• **The problem**: Report every line of the records below that contains the string "moist", treating uppercase and lowercase as different.
— START Information shown —
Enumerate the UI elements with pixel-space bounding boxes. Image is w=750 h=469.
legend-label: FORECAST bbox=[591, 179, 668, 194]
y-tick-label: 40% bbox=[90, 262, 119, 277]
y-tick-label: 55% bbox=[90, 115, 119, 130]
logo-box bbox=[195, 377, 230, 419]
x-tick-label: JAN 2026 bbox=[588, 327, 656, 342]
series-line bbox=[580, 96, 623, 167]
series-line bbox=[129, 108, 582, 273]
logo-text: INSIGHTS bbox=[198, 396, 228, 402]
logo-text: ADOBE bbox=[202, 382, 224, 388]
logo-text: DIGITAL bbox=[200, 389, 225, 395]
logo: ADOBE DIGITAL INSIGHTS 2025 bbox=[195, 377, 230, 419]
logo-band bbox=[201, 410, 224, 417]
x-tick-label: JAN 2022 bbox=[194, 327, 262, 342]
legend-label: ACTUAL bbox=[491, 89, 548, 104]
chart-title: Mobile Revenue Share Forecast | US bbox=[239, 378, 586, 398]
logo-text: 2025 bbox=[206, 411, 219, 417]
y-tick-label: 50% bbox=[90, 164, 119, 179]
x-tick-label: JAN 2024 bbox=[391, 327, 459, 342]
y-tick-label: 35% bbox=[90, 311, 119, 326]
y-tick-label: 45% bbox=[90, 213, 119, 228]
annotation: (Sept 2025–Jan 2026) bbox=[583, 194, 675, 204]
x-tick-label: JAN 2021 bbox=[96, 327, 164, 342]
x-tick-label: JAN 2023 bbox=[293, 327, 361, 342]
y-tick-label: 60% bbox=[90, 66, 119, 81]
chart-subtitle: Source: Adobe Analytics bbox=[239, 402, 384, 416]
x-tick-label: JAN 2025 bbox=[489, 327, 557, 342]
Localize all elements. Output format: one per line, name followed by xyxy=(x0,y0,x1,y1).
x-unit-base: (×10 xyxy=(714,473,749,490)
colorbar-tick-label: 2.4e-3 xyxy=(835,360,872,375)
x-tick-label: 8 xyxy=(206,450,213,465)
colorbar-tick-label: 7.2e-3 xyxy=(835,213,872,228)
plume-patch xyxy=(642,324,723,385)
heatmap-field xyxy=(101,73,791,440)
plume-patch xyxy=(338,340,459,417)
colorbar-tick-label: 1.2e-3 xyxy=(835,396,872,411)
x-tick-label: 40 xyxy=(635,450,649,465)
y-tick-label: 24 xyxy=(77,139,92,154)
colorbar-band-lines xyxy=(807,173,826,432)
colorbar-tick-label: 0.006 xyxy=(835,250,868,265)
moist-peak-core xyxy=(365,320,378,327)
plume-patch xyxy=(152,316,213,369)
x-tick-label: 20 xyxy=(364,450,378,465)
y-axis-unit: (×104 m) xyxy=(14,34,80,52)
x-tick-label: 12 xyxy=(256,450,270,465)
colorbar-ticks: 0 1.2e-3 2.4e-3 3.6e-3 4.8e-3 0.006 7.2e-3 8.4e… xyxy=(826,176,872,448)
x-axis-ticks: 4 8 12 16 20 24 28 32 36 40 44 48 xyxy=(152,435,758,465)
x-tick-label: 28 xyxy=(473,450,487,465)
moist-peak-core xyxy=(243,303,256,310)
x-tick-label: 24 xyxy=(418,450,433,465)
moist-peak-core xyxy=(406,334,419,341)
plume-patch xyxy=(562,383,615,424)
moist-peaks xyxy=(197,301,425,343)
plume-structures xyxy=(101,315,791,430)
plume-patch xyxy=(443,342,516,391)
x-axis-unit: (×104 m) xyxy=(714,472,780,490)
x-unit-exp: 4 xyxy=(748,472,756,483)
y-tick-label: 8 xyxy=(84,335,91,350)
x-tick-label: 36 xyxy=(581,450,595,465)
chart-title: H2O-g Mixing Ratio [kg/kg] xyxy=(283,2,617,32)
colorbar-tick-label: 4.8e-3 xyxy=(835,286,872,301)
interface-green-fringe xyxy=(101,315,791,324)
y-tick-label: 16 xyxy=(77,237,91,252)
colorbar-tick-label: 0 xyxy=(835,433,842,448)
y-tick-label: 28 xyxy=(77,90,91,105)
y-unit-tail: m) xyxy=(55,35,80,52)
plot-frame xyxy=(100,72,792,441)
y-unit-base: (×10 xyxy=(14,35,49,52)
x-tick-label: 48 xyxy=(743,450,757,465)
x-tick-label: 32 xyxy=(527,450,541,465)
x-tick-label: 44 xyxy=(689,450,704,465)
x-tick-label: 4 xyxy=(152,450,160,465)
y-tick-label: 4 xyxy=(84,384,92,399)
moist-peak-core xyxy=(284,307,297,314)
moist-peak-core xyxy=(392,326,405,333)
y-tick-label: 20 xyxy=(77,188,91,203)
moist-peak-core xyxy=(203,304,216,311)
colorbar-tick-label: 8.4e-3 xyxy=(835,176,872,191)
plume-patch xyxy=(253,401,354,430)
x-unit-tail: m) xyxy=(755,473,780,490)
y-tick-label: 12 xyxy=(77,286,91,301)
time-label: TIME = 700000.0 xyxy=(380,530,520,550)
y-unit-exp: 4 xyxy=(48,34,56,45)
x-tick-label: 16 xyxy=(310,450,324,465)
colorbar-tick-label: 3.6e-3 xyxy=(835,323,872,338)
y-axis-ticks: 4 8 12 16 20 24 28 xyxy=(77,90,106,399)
— END Information shown —
• **Response below**:
moist-peak-core xyxy=(365,320,378,327)
moist-peak-core xyxy=(243,303,256,310)
moist-peak-core xyxy=(406,334,419,341)
moist-peaks xyxy=(197,301,425,343)
moist-peak-core xyxy=(284,307,297,314)
moist-peak-core xyxy=(392,326,405,333)
moist-peak-core xyxy=(203,304,216,311)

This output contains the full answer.